▶ _PROBLEM STATEMENT_
Can you copy out the data exactly? Leave the images out.

▶ _RECORDS SUPPLIED_
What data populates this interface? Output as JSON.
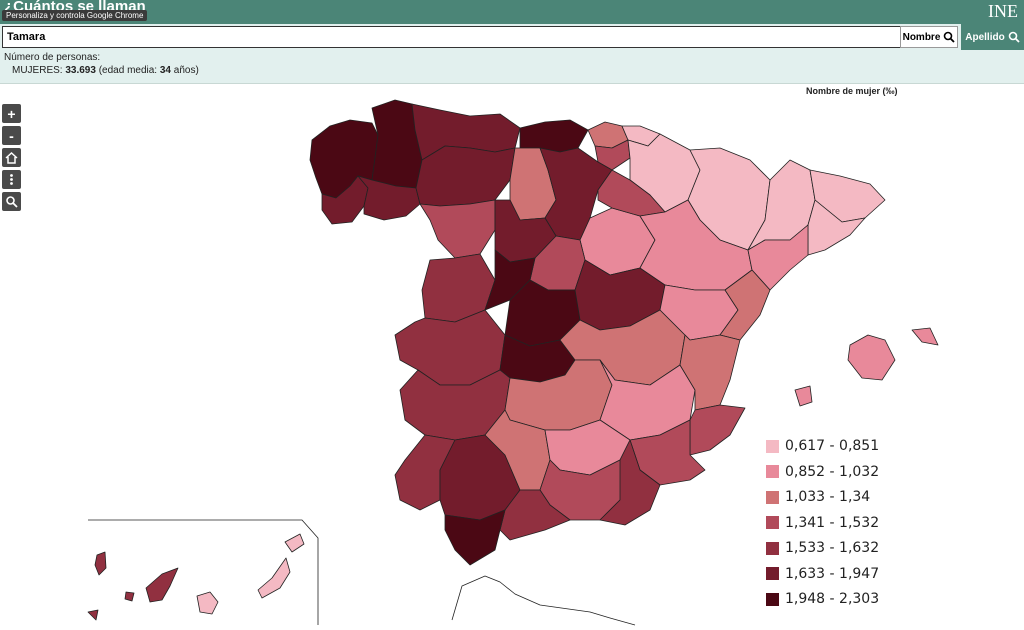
{
  "header": {
    "app_title": "¿Cuántos se llaman",
    "tooltip": "Personaliza y controla Google Chrome",
    "logo": "INE"
  },
  "search": {
    "value": "Tamara",
    "nombre_label": "Nombre",
    "apellido_label": "Apellido"
  },
  "info": {
    "label": "Número de personas:",
    "gender": "MUJERES:",
    "count": "33.693",
    "edad_prefix": "(edad media:",
    "edad": "34",
    "edad_suffix": "años)"
  },
  "controls": {
    "zoom_in": "+",
    "zoom_out": "-"
  },
  "icons": [
    "plus-icon",
    "minus-icon",
    "home-icon",
    "more-icon",
    "search-icon"
  ],
  "map": {
    "title": "Nombre de mujer (‰)"
  },
  "legend": [
    {
      "label": "0,617 - 0,851",
      "color": "#f4b9c3"
    },
    {
      "label": "0,852 - 1,032",
      "color": "#e8899a"
    },
    {
      "label": "1,033 - 1,34",
      "color": "#cf7374"
    },
    {
      "label": "1,341 - 1,532",
      "color": "#b14a5a"
    },
    {
      "label": "1,533 - 1,632",
      "color": "#913040"
    },
    {
      "label": "1,633 - 1,947",
      "color": "#731c2c"
    },
    {
      "label": "1,948 - 2,303",
      "color": "#4b0814"
    }
  ],
  "colors": {
    "header_bg": "#4b8577",
    "info_bg": "#e2f0ee"
  }
}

▶ _FINAL RESULT_
What data populates this interface? Output as JSON.
{
  "header": {
    "app_title": "¿Cuántos se llaman",
    "tooltip": "Personaliza y controla Google Chrome",
    "logo": "INE"
  },
  "search": {
    "value": "Tamara",
    "nombre_label": "Nombre",
    "apellido_label": "Apellido"
  },
  "info": {
    "label": "Número de personas:",
    "gender": "MUJERES:",
    "count": "33.693",
    "edad_prefix": "(edad media:",
    "edad": "34",
    "edad_suffix": "años)"
  },
  "controls": {
    "zoom_in": "+",
    "zoom_out": "-"
  },
  "icons": [
    "plus-icon",
    "minus-icon",
    "home-icon",
    "more-icon",
    "search-icon"
  ],
  "map": {
    "title": "Nombre de mujer (‰)"
  },
  "legend": [
    {
      "label": "0,617 - 0,851",
      "color": "#f4b9c3"
    },
    {
      "label": "0,852 - 1,032",
      "color": "#e8899a"
    },
    {
      "label": "1,033 - 1,34",
      "color": "#cf7374"
    },
    {
      "label": "1,341 - 1,532",
      "color": "#b14a5a"
    },
    {
      "label": "1,533 - 1,632",
      "color": "#913040"
    },
    {
      "label": "1,633 - 1,947",
      "color": "#731c2c"
    },
    {
      "label": "1,948 - 2,303",
      "color": "#4b0814"
    }
  ],
  "colors": {
    "header_bg": "#4b8577",
    "info_bg": "#e2f0ee"
  }
}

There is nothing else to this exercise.